++++ Data for this exercise
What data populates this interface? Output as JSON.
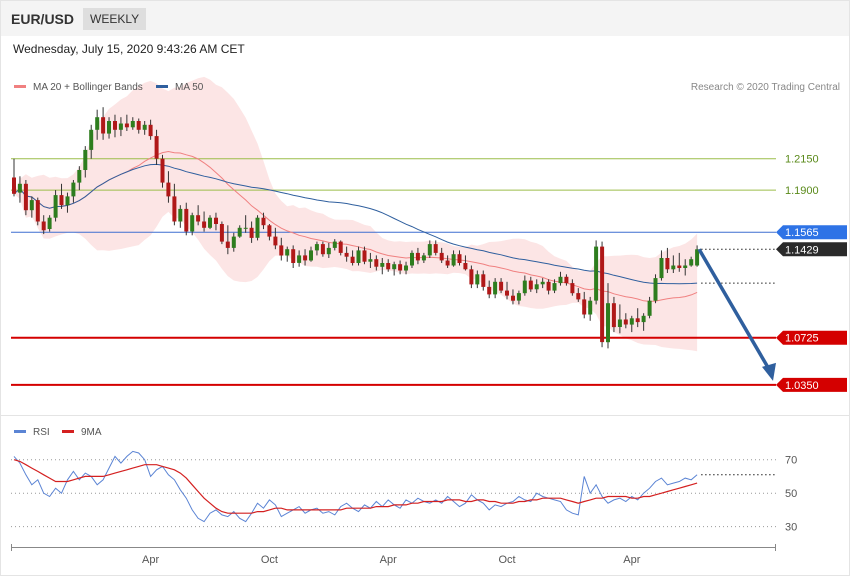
{
  "header": {
    "symbol": "EUR/USD",
    "timeframe": "WEEKLY"
  },
  "datetime": "Wednesday, July 15, 2020 9:43:26 AM CET",
  "legend_main": [
    {
      "label": "MA 20 + Bollinger Bands",
      "color": "#f08080"
    },
    {
      "label": "MA 50",
      "color": "#2f5f9e"
    }
  ],
  "legend_rsi": [
    {
      "label": "RSI",
      "color": "#5b84d4"
    },
    {
      "label": "9MA",
      "color": "#d42020"
    }
  ],
  "copyright": "Research © 2020 Trading Central",
  "colors": {
    "up": "#2e7d1e",
    "down": "#b01818",
    "resistance": "#9cbd4a",
    "support": "#d40000",
    "pivot": "#3f6fd0",
    "arrow": "#2f5f9e"
  },
  "chart_data": {
    "type": "candlestick",
    "timeframe": "weekly",
    "x_ticks": [
      "Apr",
      "Oct",
      "Apr",
      "Oct",
      "Apr"
    ],
    "ylim": [
      1.015,
      1.2617
    ],
    "levels": [
      {
        "label": "1.2150",
        "value": 1.215,
        "kind": "resistance"
      },
      {
        "label": "1.1900",
        "value": 1.19,
        "kind": "resistance"
      },
      {
        "label": "1.1565",
        "value": 1.1565,
        "kind": "pivot"
      },
      {
        "label": "1.1429",
        "value": 1.1429,
        "kind": "last-price"
      },
      {
        "label": "1.0725",
        "value": 1.0725,
        "kind": "support"
      },
      {
        "label": "1.0350",
        "value": 1.035,
        "kind": "support"
      }
    ],
    "forecast": {
      "from": 1.1429,
      "to": 1.035
    },
    "candles": [
      [
        1.2,
        1.215,
        1.185,
        1.187
      ],
      [
        1.188,
        1.201,
        1.18,
        1.195
      ],
      [
        1.195,
        1.198,
        1.17,
        1.174
      ],
      [
        1.174,
        1.185,
        1.168,
        1.182
      ],
      [
        1.182,
        1.184,
        1.162,
        1.165
      ],
      [
        1.165,
        1.17,
        1.155,
        1.158
      ],
      [
        1.159,
        1.17,
        1.157,
        1.168
      ],
      [
        1.168,
        1.19,
        1.165,
        1.186
      ],
      [
        1.186,
        1.195,
        1.175,
        1.178
      ],
      [
        1.178,
        1.188,
        1.172,
        1.185
      ],
      [
        1.185,
        1.198,
        1.18,
        1.196
      ],
      [
        1.196,
        1.209,
        1.19,
        1.206
      ],
      [
        1.206,
        1.225,
        1.2,
        1.222
      ],
      [
        1.222,
        1.242,
        1.215,
        1.238
      ],
      [
        1.238,
        1.254,
        1.23,
        1.248
      ],
      [
        1.248,
        1.256,
        1.23,
        1.235
      ],
      [
        1.235,
        1.248,
        1.231,
        1.245
      ],
      [
        1.245,
        1.25,
        1.232,
        1.238
      ],
      [
        1.238,
        1.248,
        1.233,
        1.243
      ],
      [
        1.243,
        1.25,
        1.237,
        1.24
      ],
      [
        1.24,
        1.248,
        1.238,
        1.245
      ],
      [
        1.245,
        1.247,
        1.235,
        1.238
      ],
      [
        1.238,
        1.245,
        1.234,
        1.242
      ],
      [
        1.242,
        1.246,
        1.23,
        1.233
      ],
      [
        1.233,
        1.238,
        1.21,
        1.215
      ],
      [
        1.215,
        1.218,
        1.192,
        1.196
      ],
      [
        1.196,
        1.205,
        1.18,
        1.185
      ],
      [
        1.185,
        1.195,
        1.162,
        1.165
      ],
      [
        1.165,
        1.178,
        1.16,
        1.175
      ],
      [
        1.175,
        1.18,
        1.154,
        1.157
      ],
      [
        1.157,
        1.172,
        1.154,
        1.17
      ],
      [
        1.17,
        1.178,
        1.162,
        1.165
      ],
      [
        1.165,
        1.173,
        1.157,
        1.16
      ],
      [
        1.16,
        1.17,
        1.159,
        1.168
      ],
      [
        1.168,
        1.172,
        1.158,
        1.163
      ],
      [
        1.163,
        1.165,
        1.147,
        1.149
      ],
      [
        1.149,
        1.162,
        1.139,
        1.144
      ],
      [
        1.144,
        1.156,
        1.141,
        1.153
      ],
      [
        1.153,
        1.162,
        1.152,
        1.16
      ],
      [
        1.16,
        1.17,
        1.156,
        1.16
      ],
      [
        1.16,
        1.165,
        1.148,
        1.152
      ],
      [
        1.152,
        1.17,
        1.15,
        1.168
      ],
      [
        1.168,
        1.172,
        1.159,
        1.162
      ],
      [
        1.162,
        1.163,
        1.15,
        1.153
      ],
      [
        1.153,
        1.16,
        1.143,
        1.146
      ],
      [
        1.146,
        1.152,
        1.134,
        1.138
      ],
      [
        1.138,
        1.145,
        1.133,
        1.143
      ],
      [
        1.143,
        1.146,
        1.128,
        1.132
      ],
      [
        1.132,
        1.142,
        1.129,
        1.138
      ],
      [
        1.138,
        1.143,
        1.13,
        1.134
      ],
      [
        1.134,
        1.145,
        1.133,
        1.142
      ],
      [
        1.142,
        1.149,
        1.138,
        1.147
      ],
      [
        1.147,
        1.149,
        1.137,
        1.139
      ],
      [
        1.139,
        1.148,
        1.136,
        1.144
      ],
      [
        1.144,
        1.151,
        1.142,
        1.149
      ],
      [
        1.149,
        1.15,
        1.138,
        1.14
      ],
      [
        1.14,
        1.145,
        1.133,
        1.137
      ],
      [
        1.137,
        1.142,
        1.13,
        1.132
      ],
      [
        1.132,
        1.145,
        1.13,
        1.142
      ],
      [
        1.142,
        1.145,
        1.131,
        1.133
      ],
      [
        1.133,
        1.14,
        1.128,
        1.135
      ],
      [
        1.135,
        1.138,
        1.126,
        1.129
      ],
      [
        1.129,
        1.136,
        1.123,
        1.132
      ],
      [
        1.132,
        1.135,
        1.125,
        1.127
      ],
      [
        1.127,
        1.133,
        1.122,
        1.131
      ],
      [
        1.131,
        1.134,
        1.123,
        1.126
      ],
      [
        1.126,
        1.133,
        1.123,
        1.13
      ],
      [
        1.13,
        1.142,
        1.128,
        1.14
      ],
      [
        1.14,
        1.144,
        1.131,
        1.134
      ],
      [
        1.134,
        1.14,
        1.132,
        1.138
      ],
      [
        1.138,
        1.15,
        1.136,
        1.147
      ],
      [
        1.147,
        1.15,
        1.138,
        1.14
      ],
      [
        1.14,
        1.144,
        1.132,
        1.134
      ],
      [
        1.134,
        1.138,
        1.128,
        1.13
      ],
      [
        1.13,
        1.142,
        1.129,
        1.139
      ],
      [
        1.139,
        1.142,
        1.13,
        1.132
      ],
      [
        1.132,
        1.138,
        1.126,
        1.127
      ],
      [
        1.127,
        1.13,
        1.112,
        1.115
      ],
      [
        1.115,
        1.126,
        1.112,
        1.123
      ],
      [
        1.123,
        1.126,
        1.11,
        1.113
      ],
      [
        1.113,
        1.118,
        1.104,
        1.107
      ],
      [
        1.107,
        1.12,
        1.104,
        1.117
      ],
      [
        1.117,
        1.12,
        1.108,
        1.11
      ],
      [
        1.11,
        1.117,
        1.103,
        1.106
      ],
      [
        1.106,
        1.111,
        1.099,
        1.102
      ],
      [
        1.102,
        1.11,
        1.099,
        1.108
      ],
      [
        1.108,
        1.122,
        1.106,
        1.118
      ],
      [
        1.118,
        1.121,
        1.109,
        1.111
      ],
      [
        1.111,
        1.119,
        1.108,
        1.115
      ],
      [
        1.115,
        1.12,
        1.112,
        1.117
      ],
      [
        1.117,
        1.119,
        1.107,
        1.11
      ],
      [
        1.11,
        1.119,
        1.108,
        1.116
      ],
      [
        1.116,
        1.125,
        1.114,
        1.121
      ],
      [
        1.121,
        1.123,
        1.114,
        1.116
      ],
      [
        1.116,
        1.119,
        1.106,
        1.108
      ],
      [
        1.108,
        1.112,
        1.101,
        1.103
      ],
      [
        1.103,
        1.109,
        1.088,
        1.091
      ],
      [
        1.091,
        1.105,
        1.086,
        1.102
      ],
      [
        1.102,
        1.15,
        1.099,
        1.145
      ],
      [
        1.145,
        1.149,
        1.065,
        1.069
      ],
      [
        1.069,
        1.116,
        1.064,
        1.1
      ],
      [
        1.1,
        1.105,
        1.077,
        1.081
      ],
      [
        1.081,
        1.099,
        1.076,
        1.087
      ],
      [
        1.087,
        1.092,
        1.08,
        1.083
      ],
      [
        1.083,
        1.09,
        1.077,
        1.088
      ],
      [
        1.088,
        1.096,
        1.081,
        1.085
      ],
      [
        1.085,
        1.092,
        1.078,
        1.09
      ],
      [
        1.09,
        1.105,
        1.088,
        1.102
      ],
      [
        1.102,
        1.123,
        1.1,
        1.12
      ],
      [
        1.12,
        1.142,
        1.118,
        1.136
      ],
      [
        1.136,
        1.144,
        1.124,
        1.127
      ],
      [
        1.127,
        1.138,
        1.124,
        1.13
      ],
      [
        1.13,
        1.14,
        1.125,
        1.128
      ],
      [
        1.128,
        1.135,
        1.122,
        1.13
      ],
      [
        1.13,
        1.137,
        1.129,
        1.135
      ],
      [
        1.13,
        1.146,
        1.129,
        1.1429
      ]
    ],
    "rsi": {
      "yticks": [
        30,
        50,
        70
      ],
      "ylim": [
        22,
        80
      ],
      "rsi": [
        72,
        68,
        61,
        55,
        58,
        50,
        48,
        53,
        50,
        58,
        63,
        58,
        62,
        60,
        55,
        58,
        65,
        72,
        68,
        72,
        75,
        74,
        70,
        60,
        64,
        66,
        61,
        58,
        52,
        47,
        40,
        35,
        33,
        38,
        40,
        37,
        36,
        39,
        35,
        33,
        38,
        44,
        41,
        46,
        43,
        36,
        38,
        40,
        42,
        38,
        40,
        41,
        38,
        39,
        37,
        42,
        44,
        41,
        39,
        43,
        41,
        45,
        42,
        46,
        43,
        41,
        46,
        44,
        47,
        45,
        44,
        46,
        44,
        48,
        45,
        42,
        44,
        49,
        46,
        44,
        40,
        43,
        42,
        44,
        45,
        48,
        46,
        45,
        50,
        48,
        47,
        46,
        45,
        40,
        38,
        37,
        60,
        50,
        55,
        48,
        44,
        46,
        47,
        45,
        48,
        46,
        50,
        53,
        57,
        59,
        55,
        56,
        57,
        59,
        58,
        61
      ],
      "ma": [
        70,
        69,
        67,
        65,
        63,
        61,
        59,
        57,
        57,
        57,
        58,
        59,
        60,
        60,
        60,
        60,
        61,
        62,
        63,
        64,
        65,
        66,
        67,
        67,
        67,
        66,
        65,
        64,
        62,
        59,
        55,
        51,
        47,
        44,
        41,
        39,
        38,
        38,
        38,
        38,
        38,
        39,
        39,
        40,
        41,
        41,
        40,
        40,
        40,
        40,
        40,
        40,
        40,
        40,
        40,
        40,
        41,
        41,
        41,
        41,
        41,
        42,
        42,
        42,
        43,
        43,
        43,
        44,
        44,
        45,
        45,
        45,
        45,
        46,
        46,
        46,
        45,
        45,
        46,
        46,
        45,
        45,
        44,
        44,
        44,
        45,
        45,
        46,
        46,
        47,
        47,
        47,
        47,
        46,
        45,
        44,
        45,
        46,
        47,
        47,
        48,
        48,
        48,
        48,
        47,
        47,
        48,
        48,
        49,
        50,
        51,
        52,
        53,
        54,
        55,
        56
      ]
    }
  }
}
++++++++
> **Written problem**
Take each line containing the string "label" and copy it out.

> **Result of the exercise**
      "label": "MA 20 + Bollinger Bands",
      "label": "MA 50",
      "label": "RSI",
      "label": "9MA",
        "label": "1.2150",
        "label": "1.1900",
        "label": "1.1565",
        "label": "1.1429",
        "label": "1.0725",
        "label": "1.0350",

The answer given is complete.